[What is required]
Every entry that follows needs to be repeated exactly.

......

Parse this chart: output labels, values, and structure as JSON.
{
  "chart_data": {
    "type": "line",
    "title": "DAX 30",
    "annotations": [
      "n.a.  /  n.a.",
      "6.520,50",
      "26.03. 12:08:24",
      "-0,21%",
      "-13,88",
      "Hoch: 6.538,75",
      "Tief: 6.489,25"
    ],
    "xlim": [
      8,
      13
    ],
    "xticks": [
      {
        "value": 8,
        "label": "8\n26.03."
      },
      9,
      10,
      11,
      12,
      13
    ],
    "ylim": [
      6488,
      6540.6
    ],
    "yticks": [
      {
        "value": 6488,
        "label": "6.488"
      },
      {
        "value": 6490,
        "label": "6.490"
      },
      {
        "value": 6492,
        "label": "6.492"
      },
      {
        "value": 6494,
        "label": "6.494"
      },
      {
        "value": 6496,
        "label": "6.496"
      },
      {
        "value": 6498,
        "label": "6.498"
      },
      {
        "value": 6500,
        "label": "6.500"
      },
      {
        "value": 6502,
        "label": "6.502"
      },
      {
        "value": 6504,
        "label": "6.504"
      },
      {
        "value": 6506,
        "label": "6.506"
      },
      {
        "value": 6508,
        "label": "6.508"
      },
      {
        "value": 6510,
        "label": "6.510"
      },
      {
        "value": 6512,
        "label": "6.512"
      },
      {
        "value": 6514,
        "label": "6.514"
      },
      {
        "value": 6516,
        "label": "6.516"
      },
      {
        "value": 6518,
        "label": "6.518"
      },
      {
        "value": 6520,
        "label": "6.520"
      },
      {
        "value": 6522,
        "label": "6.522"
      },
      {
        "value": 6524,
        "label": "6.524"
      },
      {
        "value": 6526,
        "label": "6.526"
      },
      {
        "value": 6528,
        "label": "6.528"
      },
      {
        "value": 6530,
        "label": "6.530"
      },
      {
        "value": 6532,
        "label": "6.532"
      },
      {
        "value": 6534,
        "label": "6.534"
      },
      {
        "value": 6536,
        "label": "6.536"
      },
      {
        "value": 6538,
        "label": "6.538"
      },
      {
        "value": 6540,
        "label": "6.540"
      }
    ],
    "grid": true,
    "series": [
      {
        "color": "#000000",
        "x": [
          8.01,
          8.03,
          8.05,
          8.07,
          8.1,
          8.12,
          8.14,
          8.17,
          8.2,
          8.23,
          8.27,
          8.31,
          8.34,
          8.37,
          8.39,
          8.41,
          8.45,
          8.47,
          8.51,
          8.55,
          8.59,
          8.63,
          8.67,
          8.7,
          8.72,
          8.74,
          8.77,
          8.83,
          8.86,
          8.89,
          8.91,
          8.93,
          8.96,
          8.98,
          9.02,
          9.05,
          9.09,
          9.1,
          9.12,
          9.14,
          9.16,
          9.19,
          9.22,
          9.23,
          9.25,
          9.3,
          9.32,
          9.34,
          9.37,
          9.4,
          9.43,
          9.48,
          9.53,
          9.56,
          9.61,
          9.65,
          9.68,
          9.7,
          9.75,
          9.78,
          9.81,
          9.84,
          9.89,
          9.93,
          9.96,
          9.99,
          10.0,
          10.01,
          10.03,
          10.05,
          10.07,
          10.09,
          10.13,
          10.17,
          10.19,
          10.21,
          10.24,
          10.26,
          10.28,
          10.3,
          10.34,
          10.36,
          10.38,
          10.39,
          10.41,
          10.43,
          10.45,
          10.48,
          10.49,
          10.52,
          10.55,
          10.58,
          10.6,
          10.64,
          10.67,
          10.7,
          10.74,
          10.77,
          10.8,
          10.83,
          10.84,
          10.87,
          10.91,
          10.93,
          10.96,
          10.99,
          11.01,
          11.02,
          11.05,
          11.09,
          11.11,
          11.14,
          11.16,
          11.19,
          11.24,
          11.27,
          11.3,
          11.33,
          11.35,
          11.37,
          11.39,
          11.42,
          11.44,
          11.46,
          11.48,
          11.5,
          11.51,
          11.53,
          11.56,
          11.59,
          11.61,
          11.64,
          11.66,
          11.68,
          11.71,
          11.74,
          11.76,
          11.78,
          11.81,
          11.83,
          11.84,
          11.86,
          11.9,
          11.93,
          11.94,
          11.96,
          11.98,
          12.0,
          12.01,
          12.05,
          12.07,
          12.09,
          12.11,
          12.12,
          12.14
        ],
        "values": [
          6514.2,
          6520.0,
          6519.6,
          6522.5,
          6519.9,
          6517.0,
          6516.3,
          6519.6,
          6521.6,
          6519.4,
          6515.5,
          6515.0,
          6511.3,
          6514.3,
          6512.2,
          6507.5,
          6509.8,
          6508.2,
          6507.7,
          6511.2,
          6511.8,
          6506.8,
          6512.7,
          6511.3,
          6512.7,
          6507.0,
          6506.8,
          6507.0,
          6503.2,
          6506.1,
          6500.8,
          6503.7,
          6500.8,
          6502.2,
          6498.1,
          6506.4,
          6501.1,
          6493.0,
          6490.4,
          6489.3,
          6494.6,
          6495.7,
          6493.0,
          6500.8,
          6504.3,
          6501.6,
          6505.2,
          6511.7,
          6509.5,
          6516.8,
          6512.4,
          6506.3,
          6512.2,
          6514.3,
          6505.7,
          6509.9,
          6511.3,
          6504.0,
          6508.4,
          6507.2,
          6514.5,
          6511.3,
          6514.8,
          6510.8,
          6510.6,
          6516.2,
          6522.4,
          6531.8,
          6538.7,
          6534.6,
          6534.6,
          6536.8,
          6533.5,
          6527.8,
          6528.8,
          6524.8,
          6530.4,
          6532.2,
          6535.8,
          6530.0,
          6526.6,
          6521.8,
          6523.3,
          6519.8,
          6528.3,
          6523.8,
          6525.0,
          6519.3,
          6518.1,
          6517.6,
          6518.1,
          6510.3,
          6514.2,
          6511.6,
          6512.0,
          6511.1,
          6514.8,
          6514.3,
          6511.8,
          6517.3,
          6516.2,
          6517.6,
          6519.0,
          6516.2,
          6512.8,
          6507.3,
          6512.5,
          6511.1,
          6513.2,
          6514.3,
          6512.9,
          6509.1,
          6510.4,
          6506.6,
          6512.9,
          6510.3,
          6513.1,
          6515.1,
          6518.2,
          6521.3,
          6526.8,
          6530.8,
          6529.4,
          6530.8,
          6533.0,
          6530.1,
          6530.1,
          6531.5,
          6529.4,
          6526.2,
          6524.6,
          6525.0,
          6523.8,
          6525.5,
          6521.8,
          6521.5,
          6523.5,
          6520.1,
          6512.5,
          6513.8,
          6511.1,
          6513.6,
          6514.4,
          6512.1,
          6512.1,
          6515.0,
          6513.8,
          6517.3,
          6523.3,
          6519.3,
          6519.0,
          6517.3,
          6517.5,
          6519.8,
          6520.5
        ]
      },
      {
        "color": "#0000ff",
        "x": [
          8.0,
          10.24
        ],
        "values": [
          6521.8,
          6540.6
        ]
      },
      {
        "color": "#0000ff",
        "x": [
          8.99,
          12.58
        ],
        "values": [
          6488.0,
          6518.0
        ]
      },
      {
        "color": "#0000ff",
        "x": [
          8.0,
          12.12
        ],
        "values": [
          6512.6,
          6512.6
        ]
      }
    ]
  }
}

......

[Output below]
Parse this chart: output labels, values, and structure as JSON.
{
  "chart_data": {
    "type": "line",
    "title": "DAX 30",
    "annotations": [
      "n.a.  /  n.a.",
      "6.520,50",
      "26.03. 12:08:24",
      "-0,21%",
      "-13,88",
      "Hoch: 6.538,75",
      "Tief: 6.489,25"
    ],
    "xlim": [
      8,
      13
    ],
    "xticks": [
      {
        "value": 8,
        "label": "8\n26.03."
      },
      9,
      10,
      11,
      12,
      13
    ],
    "ylim": [
      6488,
      6540.6
    ],
    "yticks": [
      {
        "value": 6488,
        "label": "6.488"
      },
      {
        "value": 6490,
        "label": "6.490"
      },
      {
        "value": 6492,
        "label": "6.492"
      },
      {
        "value": 6494,
        "label": "6.494"
      },
      {
        "value": 6496,
        "label": "6.496"
      },
      {
        "value": 6498,
        "label": "6.498"
      },
      {
        "value": 6500,
        "label": "6.500"
      },
      {
        "value": 6502,
        "label": "6.502"
      },
      {
        "value": 6504,
        "label": "6.504"
      },
      {
        "value": 6506,
        "label": "6.506"
      },
      {
        "value": 6508,
        "label": "6.508"
      },
      {
        "value": 6510,
        "label": "6.510"
      },
      {
        "value": 6512,
        "label": "6.512"
      },
      {
        "value": 6514,
        "label": "6.514"
      },
      {
        "value": 6516,
        "label": "6.516"
      },
      {
        "value": 6518,
        "label": "6.518"
      },
      {
        "value": 6520,
        "label": "6.520"
      },
      {
        "value": 6522,
        "label": "6.522"
      },
      {
        "value": 6524,
        "label": "6.524"
      },
      {
        "value": 6526,
        "label": "6.526"
      },
      {
        "value": 6528,
        "label": "6.528"
      },
      {
        "value": 6530,
        "label": "6.530"
      },
      {
        "value": 6532,
        "label": "6.532"
      },
      {
        "value": 6534,
        "label": "6.534"
      },
      {
        "value": 6536,
        "label": "6.536"
      },
      {
        "value": 6538,
        "label": "6.538"
      },
      {
        "value": 6540,
        "label": "6.540"
      }
    ],
    "grid": true,
    "series": [
      {
        "color": "#000000",
        "x": [
          8.01,
          8.03,
          8.05,
          8.07,
          8.1,
          8.12,
          8.14,
          8.17,
          8.2,
          8.23,
          8.27,
          8.31,
          8.34,
          8.37,
          8.39,
          8.41,
          8.45,
          8.47,
          8.51,
          8.55,
          8.59,
          8.63,
          8.67,
          8.7,
          8.72,
          8.74,
          8.77,
          8.83,
          8.86,
          8.89,
          8.91,
          8.93,
          8.96,
          8.98,
          9.02,
          9.05,
          9.09,
          9.1,
          9.12,
          9.14,
          9.16,
          9.19,
          9.22,
          9.23,
          9.25,
          9.3,
          9.32,
          9.34,
          9.37,
          9.4,
          9.43,
          9.48,
          9.53,
          9.56,
          9.61,
          9.65,
          9.68,
          9.7,
          9.75,
          9.78,
          9.81,
          9.84,
          9.89,
          9.93,
          9.96,
          9.99,
          10.0,
          10.01,
          10.03,
          10.05,
          10.07,
          10.09,
          10.13,
          10.17,
          10.19,
          10.21,
          10.24,
          10.26,
          10.28,
          10.3,
          10.34,
          10.36,
          10.38,
          10.39,
          10.41,
          10.43,
          10.45,
          10.48,
          10.49,
          10.52,
          10.55,
          10.58,
          10.6,
          10.64,
          10.67,
          10.7,
          10.74,
          10.77,
          10.8,
          10.83,
          10.84,
          10.87,
          10.91,
          10.93,
          10.96,
          10.99,
          11.01,
          11.02,
          11.05,
          11.09,
          11.11,
          11.14,
          11.16,
          11.19,
          11.24,
          11.27,
          11.3,
          11.33,
          11.35,
          11.37,
          11.39,
          11.42,
          11.44,
          11.46,
          11.48,
          11.5,
          11.51,
          11.53,
          11.56,
          11.59,
          11.61,
          11.64,
          11.66,
          11.68,
          11.71,
          11.74,
          11.76,
          11.78,
          11.81,
          11.83,
          11.84,
          11.86,
          11.9,
          11.93,
          11.94,
          11.96,
          11.98,
          12.0,
          12.01,
          12.05,
          12.07,
          12.09,
          12.11,
          12.12,
          12.14
        ],
        "values": [
          6514.2,
          6520.0,
          6519.6,
          6522.5,
          6519.9,
          6517.0,
          6516.3,
          6519.6,
          6521.6,
          6519.4,
          6515.5,
          6515.0,
          6511.3,
          6514.3,
          6512.2,
          6507.5,
          6509.8,
          6508.2,
          6507.7,
          6511.2,
          6511.8,
          6506.8,
          6512.7,
          6511.3,
          6512.7,
          6507.0,
          6506.8,
          6507.0,
          6503.2,
          6506.1,
          6500.8,
          6503.7,
          6500.8,
          6502.2,
          6498.1,
          6506.4,
          6501.1,
          6493.0,
          6490.4,
          6489.3,
          6494.6,
          6495.7,
          6493.0,
          6500.8,
          6504.3,
          6501.6,
          6505.2,
          6511.7,
          6509.5,
          6516.8,
          6512.4,
          6506.3,
          6512.2,
          6514.3,
          6505.7,
          6509.9,
          6511.3,
          6504.0,
          6508.4,
          6507.2,
          6514.5,
          6511.3,
          6514.8,
          6510.8,
          6510.6,
          6516.2,
          6522.4,
          6531.8,
          6538.7,
          6534.6,
          6534.6,
          6536.8,
          6533.5,
          6527.8,
          6528.8,
          6524.8,
          6530.4,
          6532.2,
          6535.8,
          6530.0,
          6526.6,
          6521.8,
          6523.3,
          6519.8,
          6528.3,
          6523.8,
          6525.0,
          6519.3,
          6518.1,
          6517.6,
          6518.1,
          6510.3,
          6514.2,
          6511.6,
          6512.0,
          6511.1,
          6514.8,
          6514.3,
          6511.8,
          6517.3,
          6516.2,
          6517.6,
          6519.0,
          6516.2,
          6512.8,
          6507.3,
          6512.5,
          6511.1,
          6513.2,
          6514.3,
          6512.9,
          6509.1,
          6510.4,
          6506.6,
          6512.9,
          6510.3,
          6513.1,
          6515.1,
          6518.2,
          6521.3,
          6526.8,
          6530.8,
          6529.4,
          6530.8,
          6533.0,
          6530.1,
          6530.1,
          6531.5,
          6529.4,
          6526.2,
          6524.6,
          6525.0,
          6523.8,
          6525.5,
          6521.8,
          6521.5,
          6523.5,
          6520.1,
          6512.5,
          6513.8,
          6511.1,
          6513.6,
          6514.4,
          6512.1,
          6512.1,
          6515.0,
          6513.8,
          6517.3,
          6523.3,
          6519.3,
          6519.0,
          6517.3,
          6517.5,
          6519.8,
          6520.5
        ]
      },
      {
        "color": "#0000ff",
        "x": [
          8.0,
          10.24
        ],
        "values": [
          6521.8,
          6540.6
        ]
      },
      {
        "color": "#0000ff",
        "x": [
          8.99,
          12.58
        ],
        "values": [
          6488.0,
          6518.0
        ]
      },
      {
        "color": "#0000ff",
        "x": [
          8.0,
          12.12
        ],
        "values": [
          6512.6,
          6512.6
        ]
      }
    ]
  }
}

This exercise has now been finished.